■ Instructions to follow
Report how many lines in the records below contain the word "this". Give only the number.

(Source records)

[Begin]

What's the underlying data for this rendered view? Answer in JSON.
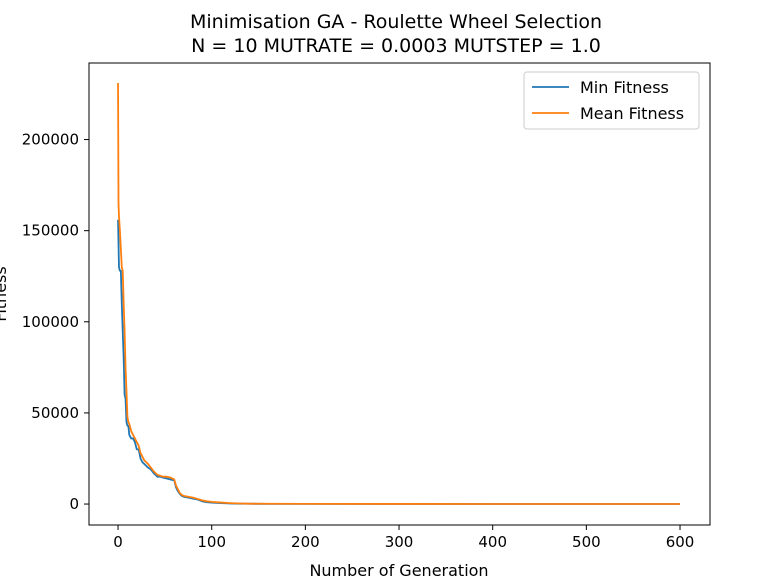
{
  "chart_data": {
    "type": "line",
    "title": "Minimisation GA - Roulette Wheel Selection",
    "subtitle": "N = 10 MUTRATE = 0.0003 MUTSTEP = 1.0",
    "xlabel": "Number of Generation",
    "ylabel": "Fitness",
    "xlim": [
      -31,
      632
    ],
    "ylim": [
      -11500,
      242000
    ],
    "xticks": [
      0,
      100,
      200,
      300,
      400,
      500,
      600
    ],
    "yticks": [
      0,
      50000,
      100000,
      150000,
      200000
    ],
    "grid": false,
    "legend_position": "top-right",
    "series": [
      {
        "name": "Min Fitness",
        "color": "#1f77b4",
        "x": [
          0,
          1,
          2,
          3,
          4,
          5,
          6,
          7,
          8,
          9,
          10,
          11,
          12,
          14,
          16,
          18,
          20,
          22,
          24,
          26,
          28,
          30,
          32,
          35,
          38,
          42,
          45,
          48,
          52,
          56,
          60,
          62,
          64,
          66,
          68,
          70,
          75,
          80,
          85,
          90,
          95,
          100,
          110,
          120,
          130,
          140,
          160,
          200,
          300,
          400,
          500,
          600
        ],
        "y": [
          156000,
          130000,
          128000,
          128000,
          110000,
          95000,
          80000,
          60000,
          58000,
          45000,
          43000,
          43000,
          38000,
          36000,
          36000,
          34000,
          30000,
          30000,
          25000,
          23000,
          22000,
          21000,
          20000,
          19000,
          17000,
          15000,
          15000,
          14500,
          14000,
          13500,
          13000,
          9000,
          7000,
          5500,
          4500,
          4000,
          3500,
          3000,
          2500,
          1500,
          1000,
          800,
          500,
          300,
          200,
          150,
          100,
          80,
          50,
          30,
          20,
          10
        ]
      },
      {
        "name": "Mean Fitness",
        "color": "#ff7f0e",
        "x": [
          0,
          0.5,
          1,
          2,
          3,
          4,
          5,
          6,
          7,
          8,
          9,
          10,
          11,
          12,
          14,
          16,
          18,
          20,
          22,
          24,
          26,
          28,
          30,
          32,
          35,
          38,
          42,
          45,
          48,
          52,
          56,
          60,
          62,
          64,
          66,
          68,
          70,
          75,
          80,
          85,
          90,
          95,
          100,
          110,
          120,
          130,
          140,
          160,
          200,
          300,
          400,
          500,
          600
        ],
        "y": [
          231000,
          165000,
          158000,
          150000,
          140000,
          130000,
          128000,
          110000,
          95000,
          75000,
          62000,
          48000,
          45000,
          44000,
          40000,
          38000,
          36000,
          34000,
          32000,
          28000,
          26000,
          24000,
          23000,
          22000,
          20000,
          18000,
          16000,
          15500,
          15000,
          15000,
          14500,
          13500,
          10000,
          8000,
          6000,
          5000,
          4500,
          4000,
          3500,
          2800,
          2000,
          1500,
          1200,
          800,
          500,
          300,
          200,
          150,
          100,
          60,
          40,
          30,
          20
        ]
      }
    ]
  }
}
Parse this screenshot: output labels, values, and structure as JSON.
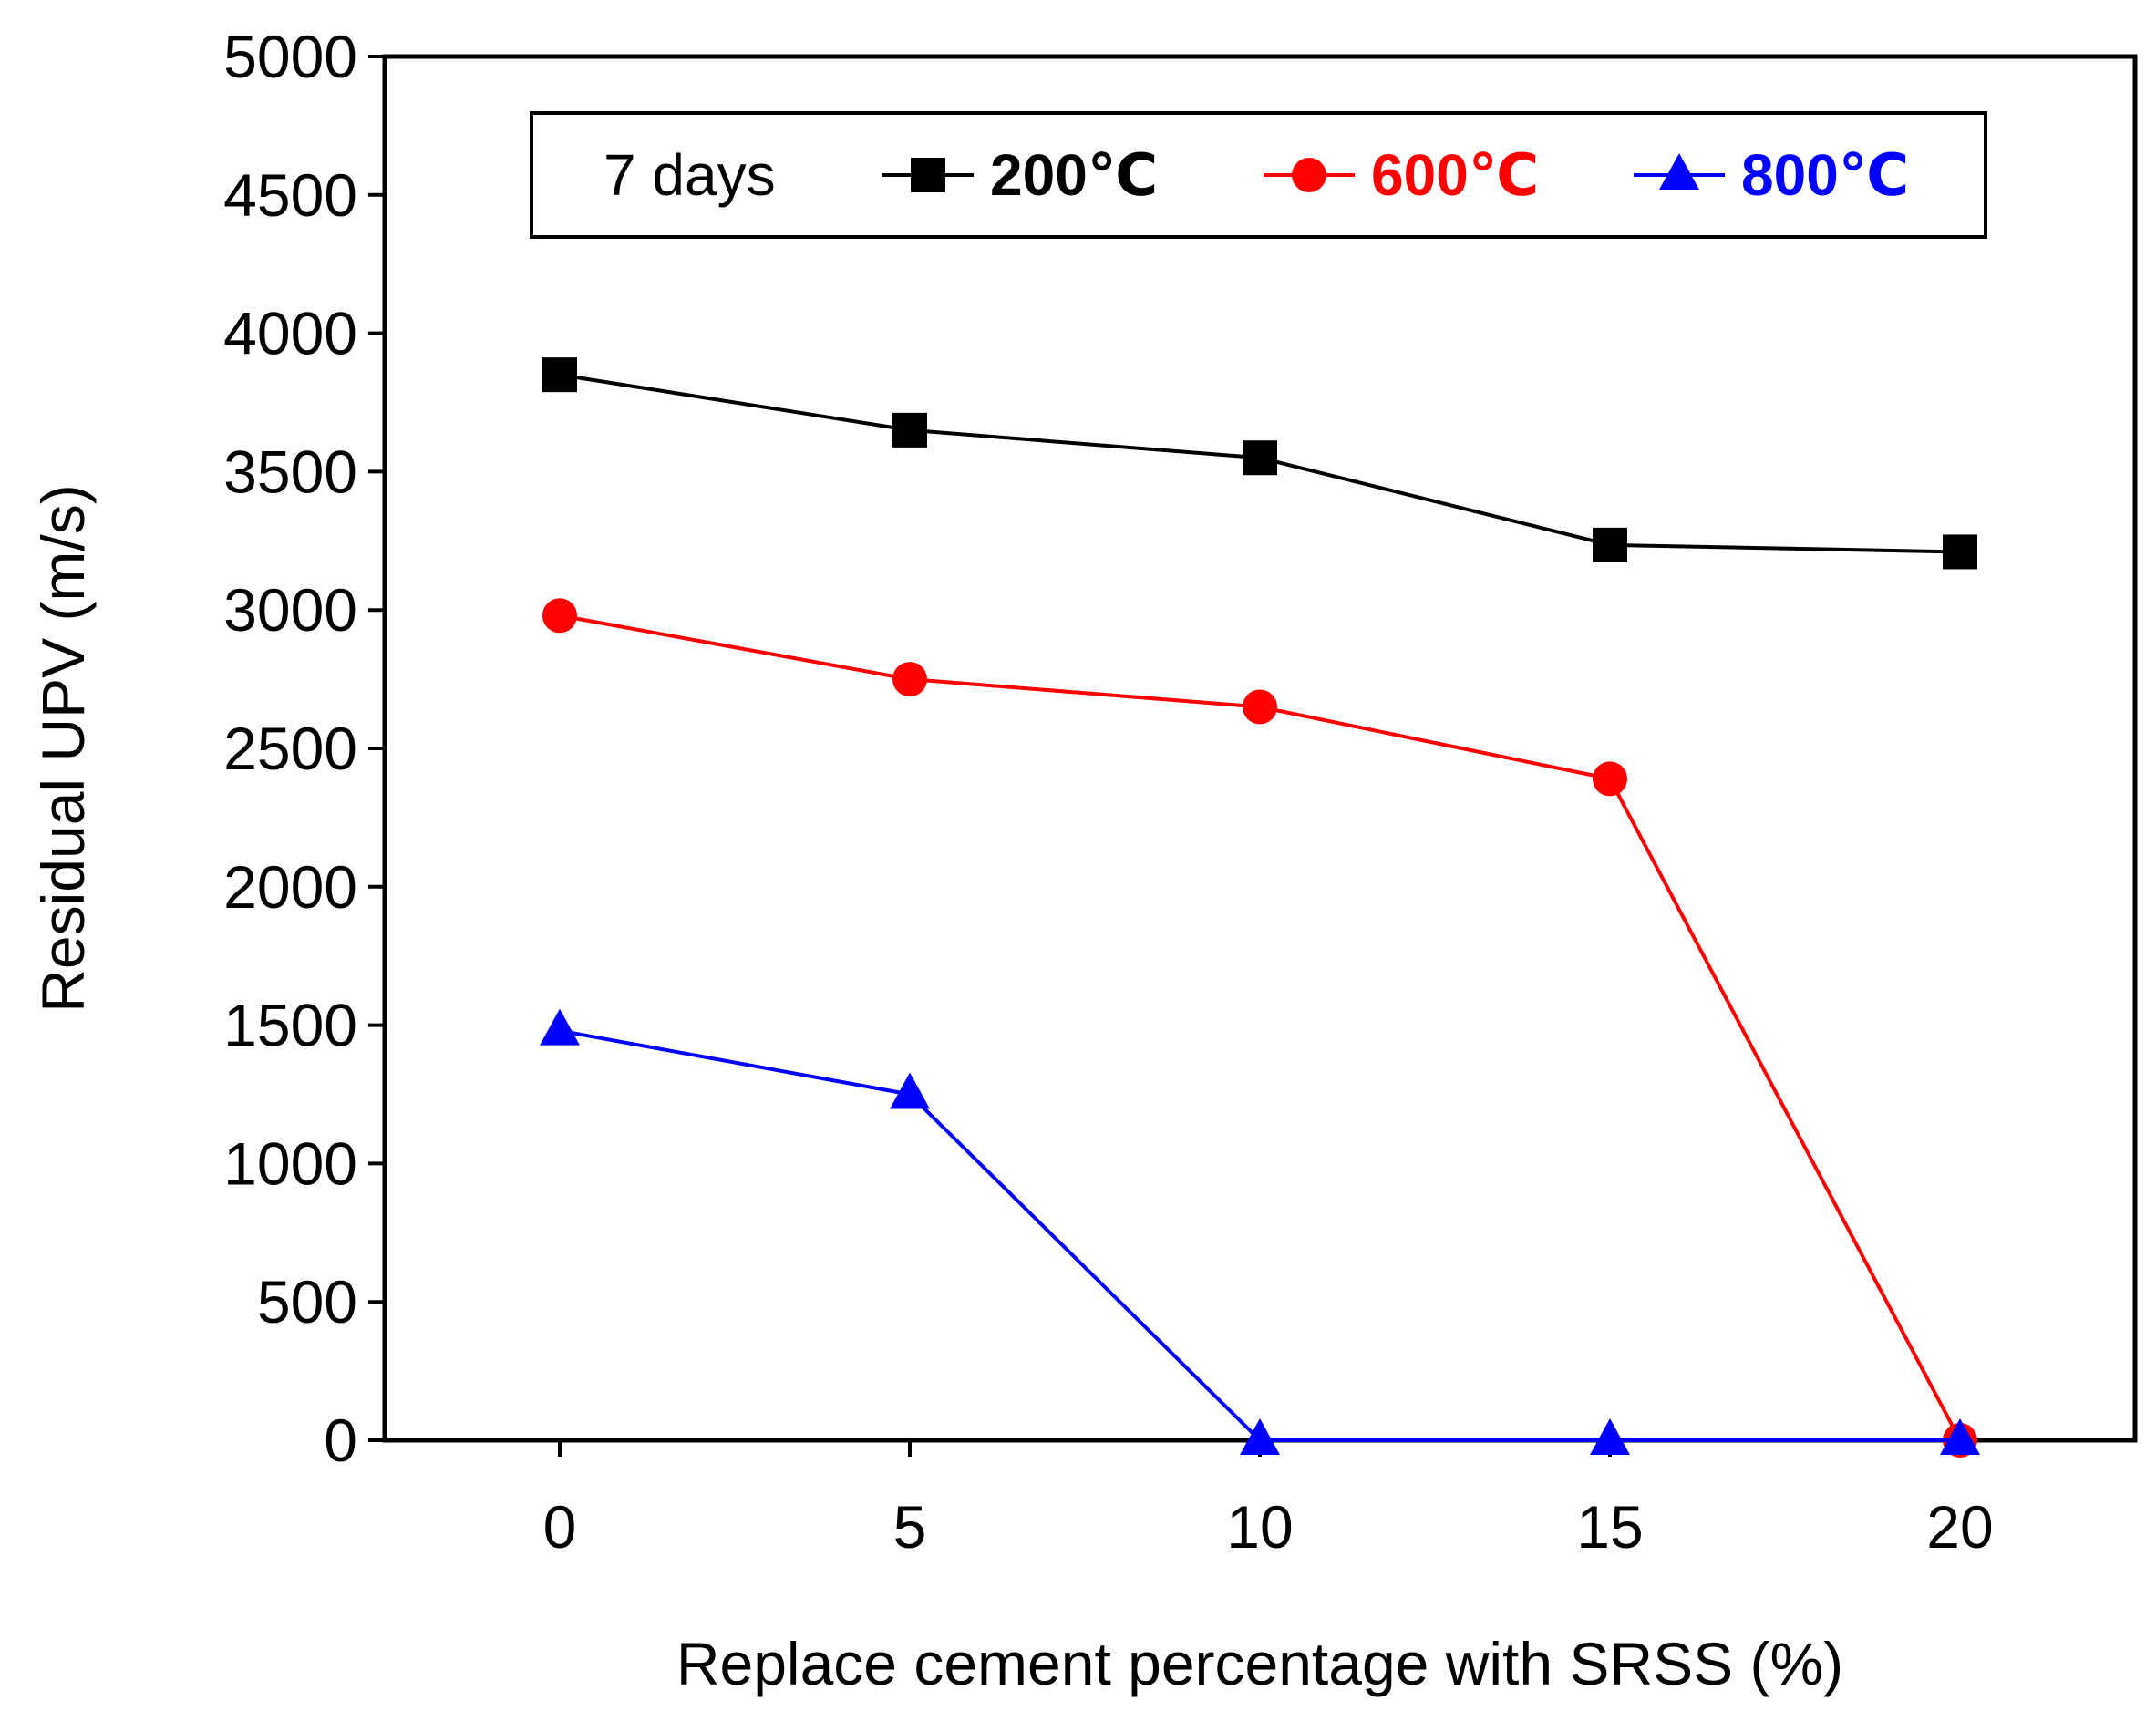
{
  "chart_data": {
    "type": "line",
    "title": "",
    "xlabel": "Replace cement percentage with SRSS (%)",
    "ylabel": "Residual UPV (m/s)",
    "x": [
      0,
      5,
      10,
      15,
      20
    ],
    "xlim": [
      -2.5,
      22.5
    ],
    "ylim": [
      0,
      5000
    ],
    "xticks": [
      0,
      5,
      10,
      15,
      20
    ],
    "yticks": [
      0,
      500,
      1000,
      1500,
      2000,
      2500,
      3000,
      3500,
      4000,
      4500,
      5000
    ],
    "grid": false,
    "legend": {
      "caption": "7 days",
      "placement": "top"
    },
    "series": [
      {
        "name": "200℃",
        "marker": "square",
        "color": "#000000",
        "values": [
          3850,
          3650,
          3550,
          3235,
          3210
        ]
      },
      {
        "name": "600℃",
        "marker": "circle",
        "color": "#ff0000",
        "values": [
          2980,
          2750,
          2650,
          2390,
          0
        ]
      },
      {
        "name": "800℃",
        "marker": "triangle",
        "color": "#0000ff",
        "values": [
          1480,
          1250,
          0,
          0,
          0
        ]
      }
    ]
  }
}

[End]
[Begin]

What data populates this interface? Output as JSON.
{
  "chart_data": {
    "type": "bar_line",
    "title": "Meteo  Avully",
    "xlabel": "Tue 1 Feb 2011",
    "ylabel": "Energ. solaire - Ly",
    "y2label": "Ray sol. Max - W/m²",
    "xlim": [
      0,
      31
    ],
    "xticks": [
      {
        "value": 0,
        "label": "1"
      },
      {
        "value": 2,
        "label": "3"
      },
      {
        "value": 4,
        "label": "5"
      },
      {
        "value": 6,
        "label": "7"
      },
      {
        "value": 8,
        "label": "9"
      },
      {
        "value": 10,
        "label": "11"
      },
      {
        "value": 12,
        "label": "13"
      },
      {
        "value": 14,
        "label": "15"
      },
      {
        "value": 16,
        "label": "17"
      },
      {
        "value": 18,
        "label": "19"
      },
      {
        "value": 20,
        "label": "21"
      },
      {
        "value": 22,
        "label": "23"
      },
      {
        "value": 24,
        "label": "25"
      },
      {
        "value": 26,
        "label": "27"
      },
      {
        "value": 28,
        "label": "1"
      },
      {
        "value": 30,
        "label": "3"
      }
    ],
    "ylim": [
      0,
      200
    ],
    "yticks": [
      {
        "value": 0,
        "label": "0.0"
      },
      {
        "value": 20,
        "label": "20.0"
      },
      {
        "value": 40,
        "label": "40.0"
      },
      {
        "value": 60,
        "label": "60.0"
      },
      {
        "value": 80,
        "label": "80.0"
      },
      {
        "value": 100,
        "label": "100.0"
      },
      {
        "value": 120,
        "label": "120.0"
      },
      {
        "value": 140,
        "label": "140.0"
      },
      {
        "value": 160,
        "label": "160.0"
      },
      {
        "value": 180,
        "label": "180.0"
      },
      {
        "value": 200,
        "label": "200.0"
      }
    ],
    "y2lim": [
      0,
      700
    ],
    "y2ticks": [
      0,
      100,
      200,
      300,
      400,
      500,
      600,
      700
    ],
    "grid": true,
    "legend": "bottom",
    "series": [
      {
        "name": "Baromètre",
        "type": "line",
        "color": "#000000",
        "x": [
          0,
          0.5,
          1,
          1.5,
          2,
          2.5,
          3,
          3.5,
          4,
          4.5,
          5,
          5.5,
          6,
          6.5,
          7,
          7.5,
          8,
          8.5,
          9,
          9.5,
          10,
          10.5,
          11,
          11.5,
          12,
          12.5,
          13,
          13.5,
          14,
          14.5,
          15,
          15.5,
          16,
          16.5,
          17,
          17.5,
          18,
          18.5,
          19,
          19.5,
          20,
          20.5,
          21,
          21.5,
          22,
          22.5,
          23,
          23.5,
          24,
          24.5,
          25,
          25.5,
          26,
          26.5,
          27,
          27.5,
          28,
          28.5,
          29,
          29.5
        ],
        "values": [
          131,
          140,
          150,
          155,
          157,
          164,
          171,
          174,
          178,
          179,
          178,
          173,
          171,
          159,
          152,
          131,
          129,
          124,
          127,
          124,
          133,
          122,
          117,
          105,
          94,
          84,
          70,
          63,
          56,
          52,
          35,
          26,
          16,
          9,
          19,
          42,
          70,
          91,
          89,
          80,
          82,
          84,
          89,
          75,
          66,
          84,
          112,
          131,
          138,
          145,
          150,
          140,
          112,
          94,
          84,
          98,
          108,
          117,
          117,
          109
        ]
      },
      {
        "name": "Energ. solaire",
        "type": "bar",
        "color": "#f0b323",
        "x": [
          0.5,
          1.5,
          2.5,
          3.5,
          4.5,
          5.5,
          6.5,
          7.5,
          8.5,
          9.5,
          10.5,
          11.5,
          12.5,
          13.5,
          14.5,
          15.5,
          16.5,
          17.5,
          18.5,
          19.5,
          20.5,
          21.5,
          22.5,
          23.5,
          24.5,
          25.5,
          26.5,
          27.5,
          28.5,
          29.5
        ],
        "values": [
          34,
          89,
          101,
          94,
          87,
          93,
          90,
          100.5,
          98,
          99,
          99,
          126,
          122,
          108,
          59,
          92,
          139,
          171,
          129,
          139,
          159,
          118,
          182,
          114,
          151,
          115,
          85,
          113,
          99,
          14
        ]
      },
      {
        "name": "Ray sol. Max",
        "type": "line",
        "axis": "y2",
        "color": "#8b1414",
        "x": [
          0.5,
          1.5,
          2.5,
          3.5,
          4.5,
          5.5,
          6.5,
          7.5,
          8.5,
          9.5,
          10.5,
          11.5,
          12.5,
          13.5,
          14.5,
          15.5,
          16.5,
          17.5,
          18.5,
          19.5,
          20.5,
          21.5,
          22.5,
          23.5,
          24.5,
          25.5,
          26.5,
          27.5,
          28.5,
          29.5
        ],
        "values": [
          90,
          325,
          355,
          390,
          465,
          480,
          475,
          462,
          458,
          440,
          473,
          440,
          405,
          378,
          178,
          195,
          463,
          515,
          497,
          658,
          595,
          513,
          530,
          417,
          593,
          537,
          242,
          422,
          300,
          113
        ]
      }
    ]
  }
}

[End]

■ Worked solution
3